→ THE PROBLEM:
State the count of lines below in which the word "我就想找个伙伴" appears, and add nothing.

→ EXTRACTED INFORMATION:
- - - - - - -

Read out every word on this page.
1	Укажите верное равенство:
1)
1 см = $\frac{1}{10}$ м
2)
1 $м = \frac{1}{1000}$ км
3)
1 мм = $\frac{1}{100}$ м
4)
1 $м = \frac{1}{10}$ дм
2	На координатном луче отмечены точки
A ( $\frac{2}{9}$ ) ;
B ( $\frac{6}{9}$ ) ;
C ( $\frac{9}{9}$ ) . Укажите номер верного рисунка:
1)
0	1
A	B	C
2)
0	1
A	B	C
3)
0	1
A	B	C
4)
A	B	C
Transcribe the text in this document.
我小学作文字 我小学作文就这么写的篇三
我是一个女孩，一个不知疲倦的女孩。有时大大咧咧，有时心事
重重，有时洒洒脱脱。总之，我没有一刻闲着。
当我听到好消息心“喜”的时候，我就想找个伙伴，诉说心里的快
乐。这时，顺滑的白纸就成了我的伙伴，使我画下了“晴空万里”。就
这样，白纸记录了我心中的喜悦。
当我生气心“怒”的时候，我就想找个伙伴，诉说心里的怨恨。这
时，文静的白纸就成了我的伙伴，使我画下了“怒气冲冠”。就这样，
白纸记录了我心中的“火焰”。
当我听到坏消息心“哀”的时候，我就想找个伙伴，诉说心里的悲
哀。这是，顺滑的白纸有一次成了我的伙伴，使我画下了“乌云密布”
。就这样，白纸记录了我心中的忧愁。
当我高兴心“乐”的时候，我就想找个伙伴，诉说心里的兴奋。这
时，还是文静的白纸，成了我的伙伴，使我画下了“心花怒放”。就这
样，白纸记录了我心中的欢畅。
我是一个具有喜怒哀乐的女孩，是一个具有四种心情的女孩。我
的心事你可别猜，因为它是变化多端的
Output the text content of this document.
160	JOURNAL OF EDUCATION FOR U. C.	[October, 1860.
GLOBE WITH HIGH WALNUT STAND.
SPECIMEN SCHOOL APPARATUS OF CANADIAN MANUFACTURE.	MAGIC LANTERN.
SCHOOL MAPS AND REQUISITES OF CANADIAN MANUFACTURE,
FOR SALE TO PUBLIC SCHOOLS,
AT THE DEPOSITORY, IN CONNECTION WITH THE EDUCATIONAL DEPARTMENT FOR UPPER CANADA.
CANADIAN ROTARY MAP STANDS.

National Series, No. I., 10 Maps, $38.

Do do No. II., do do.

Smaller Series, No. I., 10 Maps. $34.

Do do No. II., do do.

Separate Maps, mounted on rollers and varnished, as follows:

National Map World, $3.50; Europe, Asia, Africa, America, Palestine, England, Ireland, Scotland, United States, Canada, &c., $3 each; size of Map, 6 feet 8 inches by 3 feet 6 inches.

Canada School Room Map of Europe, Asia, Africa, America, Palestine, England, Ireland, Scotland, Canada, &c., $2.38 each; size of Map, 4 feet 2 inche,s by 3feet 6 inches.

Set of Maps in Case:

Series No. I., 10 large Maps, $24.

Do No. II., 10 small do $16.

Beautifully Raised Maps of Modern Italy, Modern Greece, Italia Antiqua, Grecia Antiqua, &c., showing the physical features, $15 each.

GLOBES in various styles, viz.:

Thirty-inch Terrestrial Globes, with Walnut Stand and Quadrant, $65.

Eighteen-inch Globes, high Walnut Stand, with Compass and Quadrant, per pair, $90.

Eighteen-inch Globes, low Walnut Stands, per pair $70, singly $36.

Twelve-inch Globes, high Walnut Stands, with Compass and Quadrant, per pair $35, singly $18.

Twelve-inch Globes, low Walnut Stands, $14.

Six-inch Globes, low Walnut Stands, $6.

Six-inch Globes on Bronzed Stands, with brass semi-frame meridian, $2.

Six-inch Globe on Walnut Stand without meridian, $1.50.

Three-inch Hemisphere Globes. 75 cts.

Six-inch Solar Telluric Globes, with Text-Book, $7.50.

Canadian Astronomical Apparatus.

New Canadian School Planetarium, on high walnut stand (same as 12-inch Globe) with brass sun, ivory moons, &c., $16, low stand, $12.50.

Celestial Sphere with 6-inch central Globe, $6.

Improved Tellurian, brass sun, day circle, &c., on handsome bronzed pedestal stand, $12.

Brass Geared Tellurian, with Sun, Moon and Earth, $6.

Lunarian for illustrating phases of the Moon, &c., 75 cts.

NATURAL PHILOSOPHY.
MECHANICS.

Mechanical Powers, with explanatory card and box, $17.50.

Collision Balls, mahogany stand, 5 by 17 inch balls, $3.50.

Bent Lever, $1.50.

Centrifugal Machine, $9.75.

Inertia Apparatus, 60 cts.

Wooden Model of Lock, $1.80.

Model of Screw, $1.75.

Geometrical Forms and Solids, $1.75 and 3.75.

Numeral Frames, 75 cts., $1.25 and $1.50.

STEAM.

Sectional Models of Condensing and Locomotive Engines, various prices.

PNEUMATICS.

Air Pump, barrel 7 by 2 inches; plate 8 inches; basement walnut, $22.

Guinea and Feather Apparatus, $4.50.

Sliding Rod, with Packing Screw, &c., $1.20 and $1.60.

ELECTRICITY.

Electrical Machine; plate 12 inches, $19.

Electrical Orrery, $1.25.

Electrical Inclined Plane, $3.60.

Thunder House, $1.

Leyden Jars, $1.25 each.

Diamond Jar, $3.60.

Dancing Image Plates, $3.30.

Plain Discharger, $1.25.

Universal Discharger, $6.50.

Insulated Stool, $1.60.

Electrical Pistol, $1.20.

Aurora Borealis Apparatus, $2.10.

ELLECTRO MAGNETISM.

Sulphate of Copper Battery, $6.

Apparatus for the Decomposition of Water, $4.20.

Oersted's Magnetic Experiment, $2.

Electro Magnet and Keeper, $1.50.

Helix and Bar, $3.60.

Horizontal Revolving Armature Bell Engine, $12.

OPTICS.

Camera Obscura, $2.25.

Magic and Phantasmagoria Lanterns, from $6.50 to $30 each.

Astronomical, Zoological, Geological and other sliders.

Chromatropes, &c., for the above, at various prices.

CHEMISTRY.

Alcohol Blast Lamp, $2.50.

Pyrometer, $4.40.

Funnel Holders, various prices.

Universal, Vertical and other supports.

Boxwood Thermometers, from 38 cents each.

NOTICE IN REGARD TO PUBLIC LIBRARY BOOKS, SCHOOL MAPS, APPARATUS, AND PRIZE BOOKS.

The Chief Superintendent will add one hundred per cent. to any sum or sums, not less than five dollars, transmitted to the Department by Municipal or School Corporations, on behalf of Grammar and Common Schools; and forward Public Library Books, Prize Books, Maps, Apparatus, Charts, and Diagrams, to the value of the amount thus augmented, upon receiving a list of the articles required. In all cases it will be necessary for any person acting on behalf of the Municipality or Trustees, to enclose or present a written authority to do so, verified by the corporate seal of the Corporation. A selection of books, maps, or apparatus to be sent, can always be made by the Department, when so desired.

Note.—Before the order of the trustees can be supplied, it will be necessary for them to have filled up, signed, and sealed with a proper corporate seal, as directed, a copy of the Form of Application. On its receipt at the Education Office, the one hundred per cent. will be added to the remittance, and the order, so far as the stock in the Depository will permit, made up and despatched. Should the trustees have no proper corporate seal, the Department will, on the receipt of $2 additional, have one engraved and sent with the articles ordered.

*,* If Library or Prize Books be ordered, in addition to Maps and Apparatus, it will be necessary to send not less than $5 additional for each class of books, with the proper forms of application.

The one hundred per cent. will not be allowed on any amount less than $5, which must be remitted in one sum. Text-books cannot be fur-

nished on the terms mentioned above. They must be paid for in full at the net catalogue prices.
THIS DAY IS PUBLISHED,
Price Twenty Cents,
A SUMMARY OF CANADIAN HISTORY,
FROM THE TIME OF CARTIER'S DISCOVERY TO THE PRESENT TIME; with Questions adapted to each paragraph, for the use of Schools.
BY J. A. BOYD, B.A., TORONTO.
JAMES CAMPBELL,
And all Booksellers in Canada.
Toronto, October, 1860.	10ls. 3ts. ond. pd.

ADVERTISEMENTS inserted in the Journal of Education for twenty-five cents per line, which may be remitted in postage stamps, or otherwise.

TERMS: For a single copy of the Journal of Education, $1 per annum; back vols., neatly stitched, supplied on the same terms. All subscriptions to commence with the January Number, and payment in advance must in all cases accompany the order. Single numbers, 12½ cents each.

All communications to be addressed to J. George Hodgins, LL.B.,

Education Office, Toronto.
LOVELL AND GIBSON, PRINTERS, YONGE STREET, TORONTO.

- - - - - - -

→ RESULT OF THIS TASK:
4